From the entries below, pull out each line where "into" appears.

* Input data:
▬▬▬▬▬▬▬▬▬▬
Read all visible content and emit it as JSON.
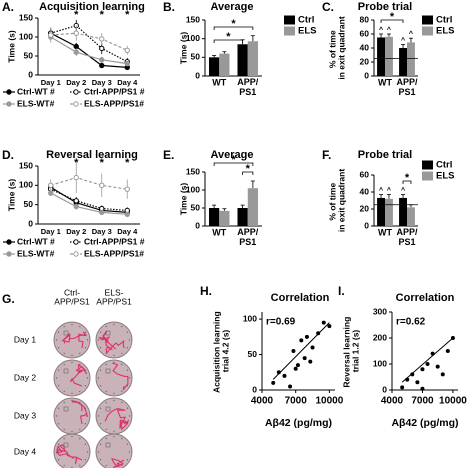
{
  "chart_data": [
    {
      "label": "A.",
      "type": "line",
      "title": "Acquisition learning",
      "y_label": "Time (s)",
      "categories": [
        "Day 1",
        "Day 2",
        "Day 3",
        "Day 4"
      ],
      "ylim": [
        0,
        150
      ],
      "yticks": [
        0,
        50,
        100,
        150
      ],
      "significance": [
        null,
        "*",
        "*",
        "*"
      ],
      "series": [
        {
          "name": "Ctrl-WT #",
          "color": "#000000",
          "line": "solid",
          "marker": "filled",
          "values": [
            110,
            75,
            25,
            20
          ],
          "errors": [
            10,
            10,
            5,
            5
          ]
        },
        {
          "name": "Ctrl-APP/PS1 #",
          "color": "#000000",
          "line": "dotted",
          "marker": "open",
          "values": [
            110,
            130,
            70,
            35
          ],
          "errors": [
            15,
            15,
            15,
            10
          ]
        },
        {
          "name": "ELS-WT#",
          "color": "#999999",
          "line": "solid",
          "marker": "filled",
          "values": [
            100,
            60,
            40,
            30
          ],
          "errors": [
            10,
            10,
            8,
            5
          ]
        },
        {
          "name": "ELS-APP/PS1#",
          "color": "#999999",
          "line": "dashed",
          "marker": "open",
          "values": [
            105,
            110,
            95,
            65
          ],
          "errors": [
            20,
            20,
            15,
            12
          ]
        }
      ]
    },
    {
      "label": "B.",
      "type": "bar",
      "title": "Average",
      "y_label": "Time (s)",
      "legend": true,
      "categories": [
        "WT",
        "APP/PS1"
      ],
      "ylim": [
        0,
        150
      ],
      "yticks": [
        0,
        50,
        100,
        150
      ],
      "annotations": [
        "*",
        "*"
      ],
      "series": [
        {
          "name": "Ctrl",
          "color": "#000000",
          "values": [
            50,
            85
          ],
          "errors": [
            5,
            12
          ]
        },
        {
          "name": "ELS",
          "color": "#999999",
          "values": [
            60,
            93
          ],
          "errors": [
            5,
            15
          ]
        }
      ]
    },
    {
      "label": "C.",
      "type": "bar",
      "title": "Probe trial",
      "y_label": "% of time in exit quadrant",
      "legend": true,
      "categories": [
        "WT",
        "APP/PS1"
      ],
      "ylim": [
        0,
        80
      ],
      "yticks": [
        0,
        20,
        40,
        60,
        80
      ],
      "reference_line": 25,
      "annotations": [
        "*"
      ],
      "series": [
        {
          "name": "Ctrl",
          "color": "#000000",
          "values": [
            55,
            40
          ],
          "errors": [
            5,
            5
          ],
          "symbols": [
            "^",
            "^"
          ]
        },
        {
          "name": "ELS",
          "color": "#999999",
          "values": [
            56,
            48
          ],
          "errors": [
            4,
            6
          ],
          "symbols": [
            "^",
            "^"
          ]
        }
      ]
    },
    {
      "label": "D.",
      "type": "line",
      "title": "Reversal learning",
      "y_label": "Time (s)",
      "categories": [
        "Day 1",
        "Day 2",
        "Day 3",
        "Day 4"
      ],
      "ylim": [
        0,
        150
      ],
      "yticks": [
        0,
        50,
        100,
        150
      ],
      "significance": [
        null,
        "*",
        "*",
        "*"
      ],
      "series": [
        {
          "name": "Ctrl-WT #",
          "color": "#000000",
          "line": "solid",
          "marker": "filled",
          "values": [
            95,
            55,
            35,
            30
          ],
          "errors": [
            10,
            8,
            5,
            5
          ]
        },
        {
          "name": "Ctrl-APP/PS1 #",
          "color": "#000000",
          "line": "dotted",
          "marker": "open",
          "values": [
            90,
            60,
            40,
            35
          ],
          "errors": [
            10,
            10,
            8,
            8
          ]
        },
        {
          "name": "ELS-WT#",
          "color": "#999999",
          "line": "solid",
          "marker": "filled",
          "values": [
            80,
            45,
            30,
            25
          ],
          "errors": [
            8,
            8,
            5,
            5
          ]
        },
        {
          "name": "ELS-APP/PS1#",
          "color": "#999999",
          "line": "dashed",
          "marker": "open",
          "values": [
            100,
            120,
            100,
            90
          ],
          "errors": [
            15,
            40,
            30,
            25
          ]
        }
      ]
    },
    {
      "label": "E.",
      "type": "bar",
      "title": "Average",
      "y_label": "Time (s)",
      "legend": false,
      "categories": [
        "WT",
        "APP/PS1"
      ],
      "ylim": [
        0,
        150
      ],
      "yticks": [
        0,
        50,
        100,
        150
      ],
      "annotations": [
        "*",
        "*"
      ],
      "series": [
        {
          "name": "Ctrl",
          "color": "#000000",
          "values": [
            50,
            50
          ],
          "errors": [
            8,
            8
          ]
        },
        {
          "name": "ELS",
          "color": "#999999",
          "values": [
            42,
            105
          ],
          "errors": [
            6,
            20
          ]
        }
      ]
    },
    {
      "label": "F.",
      "type": "bar",
      "title": "Probe trial",
      "y_label": "% of time in exit quadrant",
      "legend": true,
      "categories": [
        "WT",
        "APP/PS1"
      ],
      "ylim": [
        0,
        60
      ],
      "yticks": [
        0,
        20,
        40,
        60
      ],
      "reference_line": 25,
      "annotations": [
        "*"
      ],
      "series": [
        {
          "name": "Ctrl",
          "color": "#000000",
          "values": [
            33,
            33
          ],
          "errors": [
            4,
            4
          ],
          "symbols": [
            "^",
            "^"
          ]
        },
        {
          "name": "ELS",
          "color": "#999999",
          "values": [
            32,
            22
          ],
          "errors": [
            5,
            3
          ],
          "symbols": [
            "^",
            null
          ]
        }
      ]
    },
    {
      "label": "H.",
      "type": "scatter",
      "title": "Correlation",
      "annotation": "r=0.69",
      "x_label": "Aβ42 (pg/mg)",
      "y_label": "Acquisition learning trial 4.2 (s)",
      "color": "#000000",
      "xlim": [
        4000,
        10500
      ],
      "ylim": [
        0,
        110
      ],
      "xticks": [
        4000,
        7000,
        10000
      ],
      "yticks": [
        0,
        50,
        100
      ],
      "x": [
        5000,
        5500,
        6000,
        6500,
        6800,
        7000,
        7200,
        7500,
        7800,
        8000,
        8300,
        8500,
        9000,
        9500,
        10000
      ],
      "values": [
        10,
        25,
        20,
        5,
        55,
        30,
        35,
        70,
        45,
        75,
        40,
        60,
        80,
        95,
        90
      ],
      "trend_x": [
        5000,
        10000
      ],
      "trend_y": [
        15,
        95
      ]
    },
    {
      "label": "I.",
      "type": "scatter",
      "title": "Correlation",
      "annotation": "r=0.62",
      "x_label": "Aβ42 (pg/mg)",
      "y_label": "Reversal learning trial 1.2 (s)",
      "color": "#000000",
      "xlim": [
        4000,
        10500
      ],
      "ylim": [
        0,
        300
      ],
      "xticks": [
        4000,
        7000,
        10000
      ],
      "yticks": [
        0,
        100,
        200,
        300
      ],
      "x": [
        5000,
        5500,
        6000,
        6500,
        7000,
        7000,
        7500,
        8000,
        8500,
        9000,
        9500,
        10000
      ],
      "values": [
        10,
        40,
        60,
        30,
        80,
        5,
        100,
        140,
        90,
        60,
        150,
        200
      ],
      "trend_x": [
        5000,
        10000
      ],
      "trend_y": [
        30,
        200
      ]
    }
  ],
  "swim_paths": {
    "label": "G.",
    "columns": [
      "Ctrl-APP/PS1",
      "ELS-APP/PS1"
    ],
    "rows": [
      "Day 1",
      "Day 2",
      "Day 3",
      "Day 4"
    ]
  }
}
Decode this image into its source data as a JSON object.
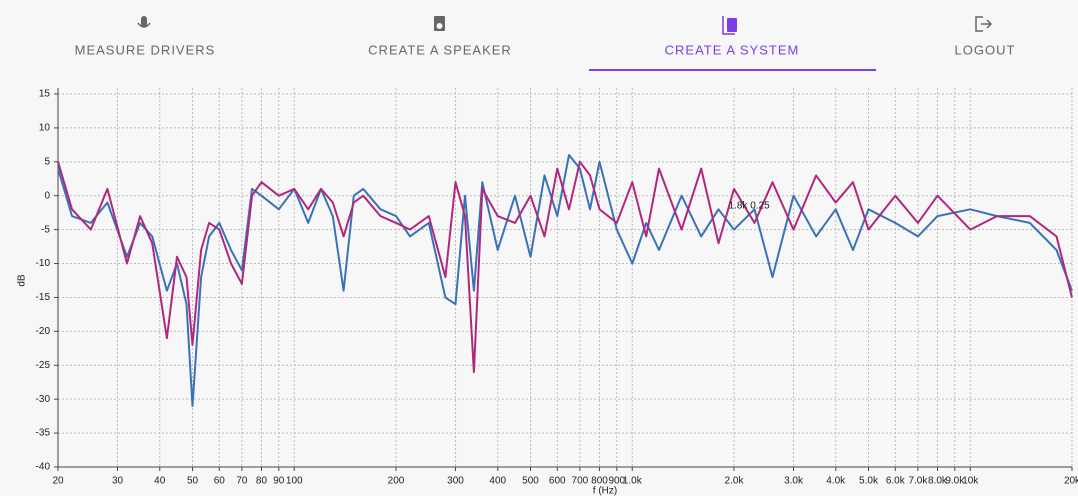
{
  "nav": {
    "tabs": [
      "MEASURE DRIVERS",
      "CREATE A SPEAKER",
      "CREATE A SYSTEM",
      "LOGOUT"
    ],
    "active": 2
  },
  "chart_data": {
    "type": "line",
    "xlabel": "f (Hz)",
    "ylabel": "dB",
    "xscale": "log",
    "grid": true,
    "xlim": [
      20,
      20000
    ],
    "ylim": [
      -40,
      15
    ],
    "xticks": [
      20,
      30,
      40,
      50,
      60,
      70,
      80,
      90,
      100,
      200,
      300,
      400,
      500,
      600,
      700,
      800,
      900,
      {
        "value": 1000,
        "label": "1.0k"
      },
      {
        "value": 2000,
        "label": "2.0k"
      },
      {
        "value": 3000,
        "label": "3.0k"
      },
      {
        "value": 4000,
        "label": "4.0k"
      },
      {
        "value": 5000,
        "label": "5.0k"
      },
      {
        "value": 6000,
        "label": "6.0k"
      },
      {
        "value": 7000,
        "label": "7.0k"
      },
      {
        "value": 8000,
        "label": "8.0k"
      },
      {
        "value": 9000,
        "label": "9.0k"
      },
      {
        "value": 10000,
        "label": "10k"
      },
      {
        "value": 20000,
        "label": "20k"
      }
    ],
    "yticks": [
      -40,
      -35,
      -30,
      -25,
      -20,
      -15,
      -10,
      -5,
      0,
      5,
      10,
      15
    ],
    "x": [
      20,
      22,
      25,
      28,
      32,
      35,
      38,
      42,
      45,
      48,
      50,
      53,
      56,
      60,
      65,
      70,
      75,
      80,
      90,
      100,
      110,
      120,
      130,
      140,
      150,
      160,
      180,
      200,
      220,
      250,
      280,
      300,
      320,
      340,
      360,
      400,
      450,
      500,
      550,
      600,
      650,
      700,
      750,
      800,
      900,
      1000,
      1100,
      1200,
      1400,
      1600,
      1800,
      2000,
      2300,
      2600,
      3000,
      3500,
      4000,
      4500,
      5000,
      6000,
      7000,
      8000,
      10000,
      12000,
      15000,
      18000,
      20000
    ],
    "series": [
      {
        "name": null,
        "color": "#3a72b8",
        "values": [
          4,
          -3,
          -4,
          -1,
          -9,
          -4,
          -6,
          -14,
          -10,
          -16,
          -31,
          -12,
          -6,
          -4,
          -8,
          -11,
          1,
          0,
          -2,
          1,
          -4,
          1,
          -3,
          -14,
          0,
          1,
          -2,
          -3,
          -6,
          -4,
          -15,
          -16,
          0,
          -14,
          2,
          -8,
          0,
          -9,
          3,
          -3,
          6,
          4,
          -2,
          5,
          -5,
          -10,
          -4,
          -8,
          0,
          -6,
          -2,
          -5,
          -2,
          -12,
          0,
          -6,
          -2,
          -8,
          -2,
          -4,
          -6,
          -3,
          -2,
          -3,
          -4,
          -8,
          -14
        ]
      },
      {
        "name": null,
        "color": "#b0287e",
        "values": [
          5,
          -2,
          -5,
          1,
          -10,
          -3,
          -7,
          -21,
          -9,
          -12,
          -22,
          -8,
          -4,
          -5,
          -10,
          -13,
          0,
          2,
          0,
          1,
          -2,
          1,
          -1,
          -6,
          -1,
          0,
          -3,
          -4,
          -5,
          -3,
          -12,
          2,
          -3,
          -26,
          1,
          -3,
          -4,
          0,
          -6,
          4,
          -2,
          5,
          3,
          -2,
          -4,
          2,
          -6,
          4,
          -5,
          4,
          -7,
          1,
          -4,
          2,
          -5,
          3,
          -1,
          2,
          -5,
          0,
          -4,
          0,
          -5,
          -3,
          -3,
          -6,
          -15
        ]
      }
    ],
    "annotation": {
      "text": "1.8k 0.25",
      "x": 1800,
      "y": 0.25
    }
  }
}
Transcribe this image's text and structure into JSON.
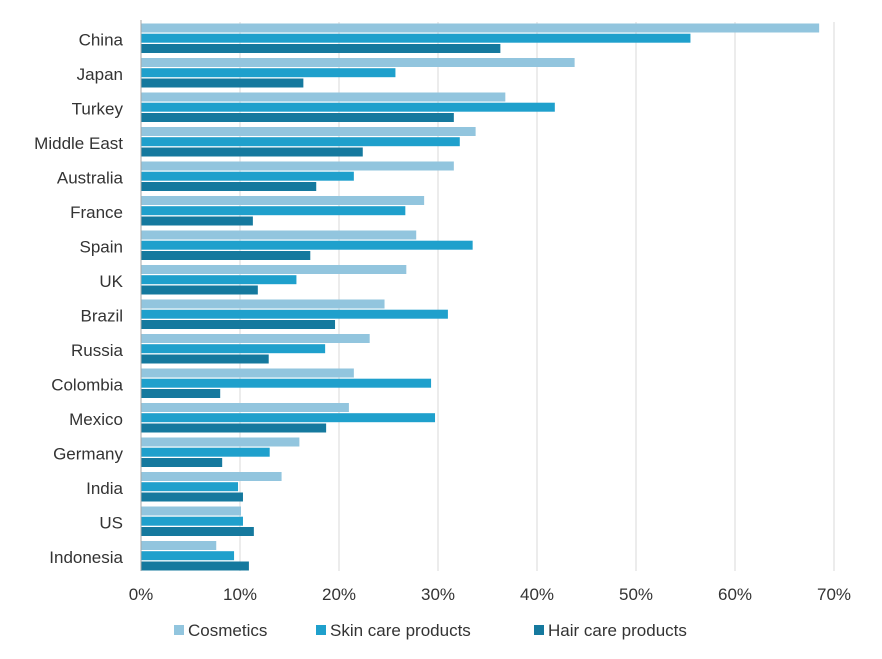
{
  "chart_data": {
    "type": "bar",
    "orientation": "horizontal",
    "categories": [
      "China",
      "Japan",
      "Turkey",
      "Middle East",
      "Australia",
      "France",
      "Spain",
      "UK",
      "Brazil",
      "Russia",
      "Colombia",
      "Mexico",
      "Germany",
      "India",
      "US",
      "Indonesia"
    ],
    "series": [
      {
        "name": "Cosmetics",
        "color": "#92c5de",
        "values": [
          68.5,
          43.8,
          36.8,
          33.8,
          31.6,
          28.6,
          27.8,
          26.8,
          24.6,
          23.1,
          21.5,
          21.0,
          16.0,
          14.2,
          10.1,
          7.6
        ]
      },
      {
        "name": "Skin care products",
        "color": "#1fa0cc",
        "values": [
          55.5,
          25.7,
          41.8,
          32.2,
          21.5,
          26.7,
          33.5,
          15.7,
          31.0,
          18.6,
          29.3,
          29.7,
          13.0,
          9.8,
          10.3,
          9.4
        ]
      },
      {
        "name": "Hair care products",
        "color": "#15799e",
        "values": [
          36.3,
          16.4,
          31.6,
          22.4,
          17.7,
          11.3,
          17.1,
          11.8,
          19.6,
          12.9,
          8.0,
          18.7,
          8.2,
          10.3,
          11.4,
          10.9
        ]
      }
    ],
    "xticks": [
      "0%",
      "10%",
      "20%",
      "30%",
      "40%",
      "50%",
      "60%",
      "70%"
    ],
    "xlim": [
      0,
      70
    ],
    "grid": true,
    "legend": "bottom",
    "title": "",
    "xlabel": "",
    "ylabel": ""
  }
}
▬▬▬▬▬▬▬▬▬▬
* Solution to this exercise:
Decode this image into its source data as a JSON object.
Transcribe this image's text and structure into JSON.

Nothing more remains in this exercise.